Write the material out again in full, word for word. Do not include the pictures.

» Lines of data
··········
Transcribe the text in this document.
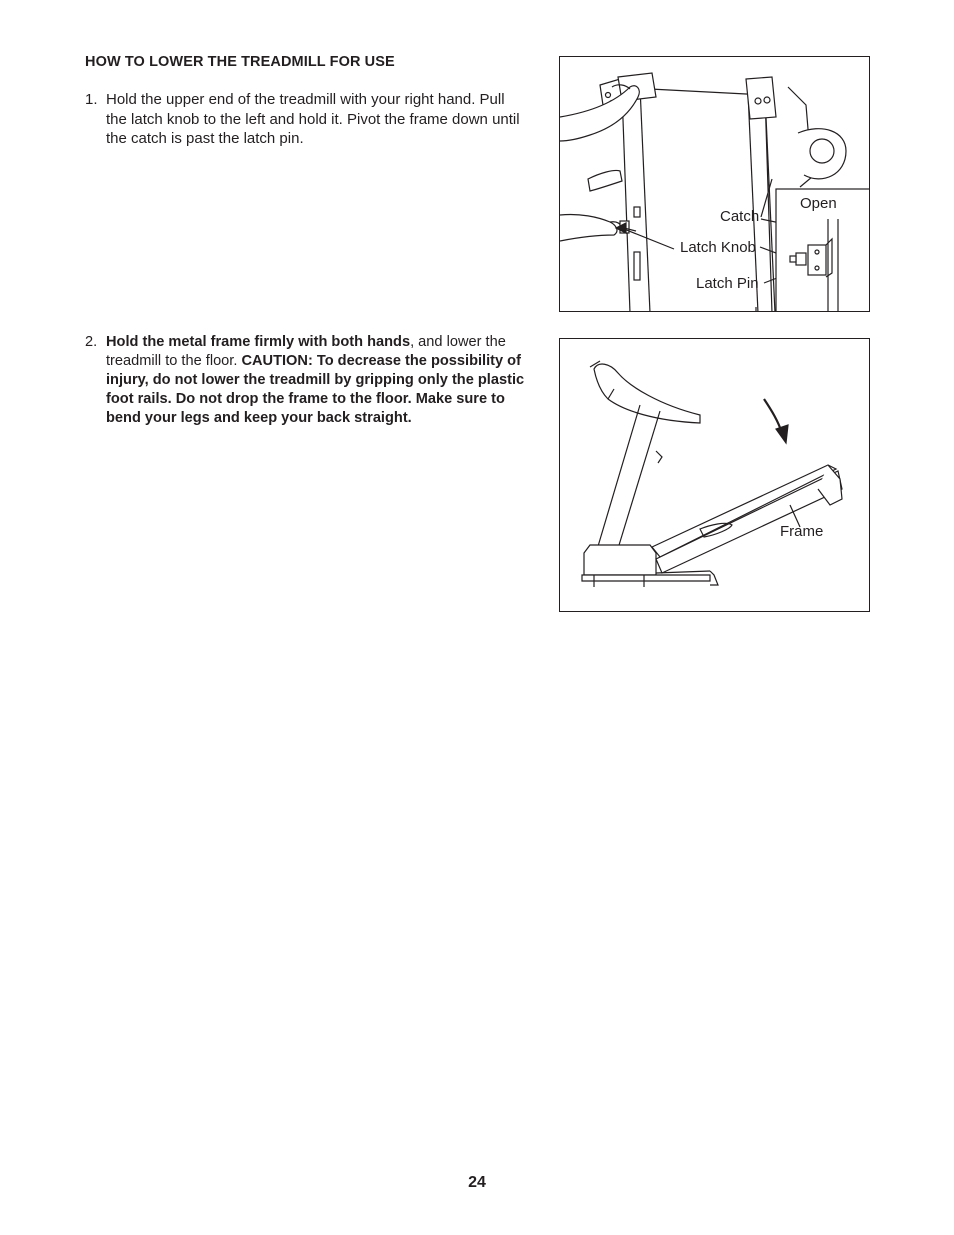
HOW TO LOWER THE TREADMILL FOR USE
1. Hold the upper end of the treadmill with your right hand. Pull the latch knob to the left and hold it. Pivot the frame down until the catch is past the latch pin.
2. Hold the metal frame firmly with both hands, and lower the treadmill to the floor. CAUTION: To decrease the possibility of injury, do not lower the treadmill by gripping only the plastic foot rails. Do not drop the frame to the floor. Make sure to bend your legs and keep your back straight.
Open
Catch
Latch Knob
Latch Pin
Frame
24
··········
» Full response
Transcribe the text in this document.
HOW TO LOWER THE TREADMILL FOR USE
1. Hold the upper end of the treadmill with your right hand. Pull the latch knob to the left and hold it. Pivot the frame down until the catch is past the latch pin.
2. Hold the metal frame firmly with both hands, and lower the treadmill to the floor. CAUTION: To decrease the possibility of injury, do not lower the treadmill by gripping only the plastic foot rails. Do not drop the frame to the floor. Make sure to bend your legs and keep your back straight.
Open
Catch
Latch Knob
Latch Pin
Frame
24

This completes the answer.